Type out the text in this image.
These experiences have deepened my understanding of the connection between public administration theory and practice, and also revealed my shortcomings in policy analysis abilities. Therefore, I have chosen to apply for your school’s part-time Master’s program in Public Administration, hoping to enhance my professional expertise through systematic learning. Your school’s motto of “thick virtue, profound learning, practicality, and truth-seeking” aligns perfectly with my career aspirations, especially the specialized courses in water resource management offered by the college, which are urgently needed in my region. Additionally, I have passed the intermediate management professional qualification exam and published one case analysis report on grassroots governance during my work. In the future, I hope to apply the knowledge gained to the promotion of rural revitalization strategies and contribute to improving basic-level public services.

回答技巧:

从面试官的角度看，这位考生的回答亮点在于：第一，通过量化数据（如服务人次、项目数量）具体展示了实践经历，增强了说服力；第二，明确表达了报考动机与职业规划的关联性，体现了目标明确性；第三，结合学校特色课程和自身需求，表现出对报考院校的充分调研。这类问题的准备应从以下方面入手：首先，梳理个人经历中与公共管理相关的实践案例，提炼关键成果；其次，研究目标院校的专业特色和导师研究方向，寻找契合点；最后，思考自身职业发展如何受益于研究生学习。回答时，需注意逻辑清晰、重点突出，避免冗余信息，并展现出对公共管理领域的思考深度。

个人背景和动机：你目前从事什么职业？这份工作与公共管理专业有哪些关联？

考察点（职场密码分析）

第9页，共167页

=-=-=

# Prompt
Provide all the records again, word for word.

# Response below
Type out the text in this image.
These experiences have deepened my understanding of the connection between public administration theory and practice, and also revealed my shortcomings in policy analysis abilities. Therefore, I have chosen to apply for your school’s part-time Master’s program in Public Administration, hoping to enhance my professional expertise through systematic learning. Your school’s motto of “thick virtue, profound learning, practicality, and truth-seeking” aligns perfectly with my career aspirations, especially the specialized courses in water resource management offered by the college, which are urgently needed in my region. Additionally, I have passed the intermediate management professional qualification exam and published one case analysis report on grassroots governance during my work. In the future, I hope to apply the knowledge gained to the promotion of rural revitalization strategies and contribute to improving basic-level public services.

回答技巧:

从面试官的角度看，这位考生的回答亮点在于：第一，通过量化数据（如服务人次、项目数量）具体展示了实践经历，增强了说服力；第二，明确表达了报考动机与职业规划的关联性，体现了目标明确性；第三，结合学校特色课程和自身需求，表现出对报考院校的充分调研。这类问题的准备应从以下方面入手：首先，梳理个人经历中与公共管理相关的实践案例，提炼关键成果；其次，研究目标院校的专业特色和导师研究方向，寻找契合点；最后，思考自身职业发展如何受益于研究生学习。回答时，需注意逻辑清晰、重点突出，避免冗余信息，并展现出对公共管理领域的思考深度。

个人背景和动机：你目前从事什么职业？这份工作与公共管理专业有哪些关联？

考察点（职场密码分析）

第9页，共167页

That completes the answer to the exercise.